**Provided data**
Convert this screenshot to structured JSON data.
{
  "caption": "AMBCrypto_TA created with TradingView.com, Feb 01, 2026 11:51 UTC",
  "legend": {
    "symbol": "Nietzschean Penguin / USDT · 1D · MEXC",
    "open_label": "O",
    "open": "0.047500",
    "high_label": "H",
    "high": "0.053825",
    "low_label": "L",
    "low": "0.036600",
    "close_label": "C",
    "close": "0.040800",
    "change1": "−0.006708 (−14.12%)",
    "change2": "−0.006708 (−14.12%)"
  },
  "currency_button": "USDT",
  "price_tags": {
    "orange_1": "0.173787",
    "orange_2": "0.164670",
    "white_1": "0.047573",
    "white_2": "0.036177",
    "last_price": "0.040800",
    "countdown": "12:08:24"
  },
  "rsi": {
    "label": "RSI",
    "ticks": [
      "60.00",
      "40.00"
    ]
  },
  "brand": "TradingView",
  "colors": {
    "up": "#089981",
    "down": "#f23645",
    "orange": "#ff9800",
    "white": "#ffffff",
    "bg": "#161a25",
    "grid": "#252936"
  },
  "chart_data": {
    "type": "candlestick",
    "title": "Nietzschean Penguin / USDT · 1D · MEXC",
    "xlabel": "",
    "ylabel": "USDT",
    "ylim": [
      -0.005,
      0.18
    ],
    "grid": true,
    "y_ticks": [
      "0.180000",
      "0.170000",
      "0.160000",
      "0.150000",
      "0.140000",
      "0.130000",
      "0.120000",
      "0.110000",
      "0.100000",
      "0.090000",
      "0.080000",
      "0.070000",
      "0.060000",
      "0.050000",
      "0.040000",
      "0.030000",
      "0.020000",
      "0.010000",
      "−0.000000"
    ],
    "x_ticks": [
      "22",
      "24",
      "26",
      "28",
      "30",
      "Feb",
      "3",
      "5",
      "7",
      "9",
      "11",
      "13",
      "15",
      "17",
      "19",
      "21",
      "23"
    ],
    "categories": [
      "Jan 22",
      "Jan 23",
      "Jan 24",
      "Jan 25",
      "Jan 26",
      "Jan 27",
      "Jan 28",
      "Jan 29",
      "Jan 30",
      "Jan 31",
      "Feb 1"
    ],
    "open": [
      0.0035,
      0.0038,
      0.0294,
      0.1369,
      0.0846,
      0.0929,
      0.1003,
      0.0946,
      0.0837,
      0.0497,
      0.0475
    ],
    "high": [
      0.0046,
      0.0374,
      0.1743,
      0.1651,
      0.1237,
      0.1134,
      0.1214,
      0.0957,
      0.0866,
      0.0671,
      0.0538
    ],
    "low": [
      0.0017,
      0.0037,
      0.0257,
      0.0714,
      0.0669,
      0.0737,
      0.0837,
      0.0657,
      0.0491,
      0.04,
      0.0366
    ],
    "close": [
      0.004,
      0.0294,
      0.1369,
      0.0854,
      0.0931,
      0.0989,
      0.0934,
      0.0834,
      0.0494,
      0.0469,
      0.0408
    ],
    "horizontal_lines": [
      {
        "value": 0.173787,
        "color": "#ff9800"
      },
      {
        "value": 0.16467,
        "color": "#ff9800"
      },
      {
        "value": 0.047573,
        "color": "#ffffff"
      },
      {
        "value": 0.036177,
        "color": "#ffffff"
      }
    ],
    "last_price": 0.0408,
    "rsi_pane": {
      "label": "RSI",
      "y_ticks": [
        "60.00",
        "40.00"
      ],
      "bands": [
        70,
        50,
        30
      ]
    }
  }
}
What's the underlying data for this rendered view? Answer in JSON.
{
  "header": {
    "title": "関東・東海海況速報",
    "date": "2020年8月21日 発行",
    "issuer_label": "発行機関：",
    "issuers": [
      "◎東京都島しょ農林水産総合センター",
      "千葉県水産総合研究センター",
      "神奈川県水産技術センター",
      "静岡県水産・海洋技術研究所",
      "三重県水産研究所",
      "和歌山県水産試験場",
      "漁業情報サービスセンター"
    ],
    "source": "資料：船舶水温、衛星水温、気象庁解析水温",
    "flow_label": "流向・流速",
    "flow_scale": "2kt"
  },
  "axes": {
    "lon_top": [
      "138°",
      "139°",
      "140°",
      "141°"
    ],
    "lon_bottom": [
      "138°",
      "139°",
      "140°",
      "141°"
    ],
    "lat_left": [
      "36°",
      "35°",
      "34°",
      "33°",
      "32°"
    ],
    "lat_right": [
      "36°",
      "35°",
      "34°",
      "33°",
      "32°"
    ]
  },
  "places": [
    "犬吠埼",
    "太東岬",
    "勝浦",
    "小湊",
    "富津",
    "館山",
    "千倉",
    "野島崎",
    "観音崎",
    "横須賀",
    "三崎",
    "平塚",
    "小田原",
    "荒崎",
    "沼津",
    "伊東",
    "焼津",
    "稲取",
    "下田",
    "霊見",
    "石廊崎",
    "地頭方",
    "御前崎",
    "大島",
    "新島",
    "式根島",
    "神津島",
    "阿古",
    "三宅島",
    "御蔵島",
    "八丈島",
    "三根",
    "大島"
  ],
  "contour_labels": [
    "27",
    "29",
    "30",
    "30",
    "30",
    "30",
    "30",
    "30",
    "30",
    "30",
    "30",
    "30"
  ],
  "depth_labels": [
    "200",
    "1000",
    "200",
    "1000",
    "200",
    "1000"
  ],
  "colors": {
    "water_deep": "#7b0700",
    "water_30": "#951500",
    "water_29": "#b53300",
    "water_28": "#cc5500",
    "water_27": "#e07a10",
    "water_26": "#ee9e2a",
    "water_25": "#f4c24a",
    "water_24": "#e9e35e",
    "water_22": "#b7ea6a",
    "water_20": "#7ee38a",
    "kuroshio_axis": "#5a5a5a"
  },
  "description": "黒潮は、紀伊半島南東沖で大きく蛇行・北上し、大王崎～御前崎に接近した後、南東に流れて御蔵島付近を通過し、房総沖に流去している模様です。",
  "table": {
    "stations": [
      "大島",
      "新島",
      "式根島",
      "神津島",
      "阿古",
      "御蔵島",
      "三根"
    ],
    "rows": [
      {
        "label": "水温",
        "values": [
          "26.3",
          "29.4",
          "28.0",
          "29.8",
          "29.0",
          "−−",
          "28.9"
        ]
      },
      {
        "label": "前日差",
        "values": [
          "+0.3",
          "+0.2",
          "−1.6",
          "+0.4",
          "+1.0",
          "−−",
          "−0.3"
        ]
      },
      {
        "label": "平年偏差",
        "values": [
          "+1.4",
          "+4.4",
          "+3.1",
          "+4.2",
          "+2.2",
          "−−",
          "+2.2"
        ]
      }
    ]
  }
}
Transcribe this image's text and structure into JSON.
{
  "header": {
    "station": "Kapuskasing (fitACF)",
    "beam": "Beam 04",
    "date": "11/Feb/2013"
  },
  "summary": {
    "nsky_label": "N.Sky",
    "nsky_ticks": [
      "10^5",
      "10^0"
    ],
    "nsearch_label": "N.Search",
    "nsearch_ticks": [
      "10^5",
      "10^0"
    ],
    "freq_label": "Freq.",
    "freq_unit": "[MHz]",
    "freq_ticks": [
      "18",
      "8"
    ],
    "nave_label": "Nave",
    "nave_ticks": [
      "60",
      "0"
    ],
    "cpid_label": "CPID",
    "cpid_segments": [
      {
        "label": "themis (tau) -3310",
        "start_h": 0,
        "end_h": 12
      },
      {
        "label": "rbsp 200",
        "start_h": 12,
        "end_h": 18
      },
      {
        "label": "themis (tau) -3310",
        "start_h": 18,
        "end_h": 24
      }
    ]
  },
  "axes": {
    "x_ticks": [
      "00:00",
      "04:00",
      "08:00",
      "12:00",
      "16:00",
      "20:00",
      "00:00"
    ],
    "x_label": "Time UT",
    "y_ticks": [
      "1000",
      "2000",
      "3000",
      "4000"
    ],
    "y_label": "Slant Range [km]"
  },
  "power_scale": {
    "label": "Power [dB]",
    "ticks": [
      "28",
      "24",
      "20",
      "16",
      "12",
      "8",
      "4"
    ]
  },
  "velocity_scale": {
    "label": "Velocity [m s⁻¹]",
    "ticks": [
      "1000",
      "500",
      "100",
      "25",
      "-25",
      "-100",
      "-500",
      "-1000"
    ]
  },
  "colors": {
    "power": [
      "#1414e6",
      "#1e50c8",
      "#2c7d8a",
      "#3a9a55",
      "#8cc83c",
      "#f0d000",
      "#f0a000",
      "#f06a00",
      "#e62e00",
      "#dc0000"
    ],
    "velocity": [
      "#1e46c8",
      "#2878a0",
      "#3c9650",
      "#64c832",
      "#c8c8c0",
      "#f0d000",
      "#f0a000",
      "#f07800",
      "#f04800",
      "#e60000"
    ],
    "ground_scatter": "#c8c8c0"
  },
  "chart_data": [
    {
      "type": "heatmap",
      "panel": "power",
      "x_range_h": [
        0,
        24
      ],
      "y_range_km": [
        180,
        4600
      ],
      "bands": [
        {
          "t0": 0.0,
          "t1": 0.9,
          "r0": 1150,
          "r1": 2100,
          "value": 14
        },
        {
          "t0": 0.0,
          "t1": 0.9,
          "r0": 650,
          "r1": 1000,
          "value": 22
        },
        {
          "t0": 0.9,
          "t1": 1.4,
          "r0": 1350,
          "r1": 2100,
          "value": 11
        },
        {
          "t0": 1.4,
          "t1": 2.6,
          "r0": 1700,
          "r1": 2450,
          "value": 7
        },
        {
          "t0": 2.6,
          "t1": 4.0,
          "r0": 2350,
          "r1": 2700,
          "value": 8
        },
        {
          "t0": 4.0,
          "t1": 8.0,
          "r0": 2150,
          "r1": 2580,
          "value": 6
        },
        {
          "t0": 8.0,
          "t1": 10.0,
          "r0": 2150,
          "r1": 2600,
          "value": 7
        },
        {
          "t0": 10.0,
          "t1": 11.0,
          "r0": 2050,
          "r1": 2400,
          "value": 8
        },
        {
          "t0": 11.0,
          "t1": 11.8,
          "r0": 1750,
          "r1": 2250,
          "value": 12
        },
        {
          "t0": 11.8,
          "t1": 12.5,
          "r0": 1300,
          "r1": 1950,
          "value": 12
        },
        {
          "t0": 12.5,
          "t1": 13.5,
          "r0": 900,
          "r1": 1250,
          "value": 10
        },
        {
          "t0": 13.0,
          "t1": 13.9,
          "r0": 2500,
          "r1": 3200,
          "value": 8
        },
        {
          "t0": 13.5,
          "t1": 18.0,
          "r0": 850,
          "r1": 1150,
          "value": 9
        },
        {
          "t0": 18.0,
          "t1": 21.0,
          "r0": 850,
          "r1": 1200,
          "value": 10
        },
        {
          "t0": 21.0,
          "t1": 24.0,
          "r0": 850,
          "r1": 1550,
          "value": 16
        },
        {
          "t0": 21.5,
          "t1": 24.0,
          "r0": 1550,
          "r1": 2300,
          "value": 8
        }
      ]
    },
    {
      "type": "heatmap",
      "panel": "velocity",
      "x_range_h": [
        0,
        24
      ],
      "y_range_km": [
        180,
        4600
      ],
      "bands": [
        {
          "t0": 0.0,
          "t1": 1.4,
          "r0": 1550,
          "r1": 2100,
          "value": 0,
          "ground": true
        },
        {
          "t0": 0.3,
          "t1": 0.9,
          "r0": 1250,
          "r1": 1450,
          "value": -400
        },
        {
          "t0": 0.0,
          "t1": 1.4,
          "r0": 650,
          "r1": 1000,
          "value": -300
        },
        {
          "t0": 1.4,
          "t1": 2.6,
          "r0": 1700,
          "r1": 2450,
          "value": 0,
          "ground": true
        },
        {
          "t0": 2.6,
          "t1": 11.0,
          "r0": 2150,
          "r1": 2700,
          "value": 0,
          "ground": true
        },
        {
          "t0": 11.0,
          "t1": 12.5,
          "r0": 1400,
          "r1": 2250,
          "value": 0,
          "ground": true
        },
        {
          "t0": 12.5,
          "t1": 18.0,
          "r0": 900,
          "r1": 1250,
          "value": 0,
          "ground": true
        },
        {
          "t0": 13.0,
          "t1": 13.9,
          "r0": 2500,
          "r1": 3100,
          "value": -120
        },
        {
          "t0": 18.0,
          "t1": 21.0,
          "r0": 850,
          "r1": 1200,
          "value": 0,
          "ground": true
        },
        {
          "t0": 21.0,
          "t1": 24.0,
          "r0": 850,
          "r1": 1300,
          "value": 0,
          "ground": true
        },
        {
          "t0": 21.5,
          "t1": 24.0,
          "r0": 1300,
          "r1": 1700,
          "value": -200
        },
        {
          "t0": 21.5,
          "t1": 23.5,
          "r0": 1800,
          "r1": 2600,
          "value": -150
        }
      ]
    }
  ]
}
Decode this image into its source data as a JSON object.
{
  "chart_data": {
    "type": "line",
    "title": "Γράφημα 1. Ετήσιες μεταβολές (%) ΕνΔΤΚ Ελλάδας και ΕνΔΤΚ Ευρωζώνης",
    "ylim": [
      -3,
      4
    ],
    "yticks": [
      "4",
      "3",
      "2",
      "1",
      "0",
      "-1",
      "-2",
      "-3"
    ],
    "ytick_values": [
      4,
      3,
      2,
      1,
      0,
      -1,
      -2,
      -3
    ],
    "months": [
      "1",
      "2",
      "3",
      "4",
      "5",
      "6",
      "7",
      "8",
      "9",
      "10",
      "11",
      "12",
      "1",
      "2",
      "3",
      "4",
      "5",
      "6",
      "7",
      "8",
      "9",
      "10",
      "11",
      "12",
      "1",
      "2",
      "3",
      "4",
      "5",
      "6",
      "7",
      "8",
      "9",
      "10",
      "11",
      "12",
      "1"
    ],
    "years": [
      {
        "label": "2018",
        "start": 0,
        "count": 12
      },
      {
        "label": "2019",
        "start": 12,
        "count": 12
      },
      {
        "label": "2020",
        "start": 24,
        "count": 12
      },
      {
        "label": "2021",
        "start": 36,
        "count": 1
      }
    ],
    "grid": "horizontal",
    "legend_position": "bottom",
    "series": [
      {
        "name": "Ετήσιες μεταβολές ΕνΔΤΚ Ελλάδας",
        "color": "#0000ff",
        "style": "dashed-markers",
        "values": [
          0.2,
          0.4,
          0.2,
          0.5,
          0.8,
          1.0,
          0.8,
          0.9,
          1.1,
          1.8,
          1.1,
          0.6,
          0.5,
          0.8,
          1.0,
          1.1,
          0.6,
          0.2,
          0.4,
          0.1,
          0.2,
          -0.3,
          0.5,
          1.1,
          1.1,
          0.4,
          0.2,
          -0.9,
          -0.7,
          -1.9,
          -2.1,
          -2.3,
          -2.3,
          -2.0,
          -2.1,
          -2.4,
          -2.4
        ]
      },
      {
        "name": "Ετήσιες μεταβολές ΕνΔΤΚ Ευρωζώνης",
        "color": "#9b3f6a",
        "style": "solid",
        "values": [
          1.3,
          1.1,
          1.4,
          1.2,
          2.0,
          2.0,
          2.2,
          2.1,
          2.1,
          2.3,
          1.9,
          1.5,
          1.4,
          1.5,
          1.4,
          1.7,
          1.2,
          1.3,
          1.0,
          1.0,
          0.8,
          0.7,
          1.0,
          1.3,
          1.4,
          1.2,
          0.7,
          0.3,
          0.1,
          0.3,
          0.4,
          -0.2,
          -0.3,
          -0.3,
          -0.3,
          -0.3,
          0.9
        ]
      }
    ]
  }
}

**Your goal**
Copy every line from the records above that contains the word "TradingView".

**Solution**
  "caption": "AMBCrypto_TA created with TradingView.com, Feb 01, 2026 11:51 UTC",
  "brand": "TradingView",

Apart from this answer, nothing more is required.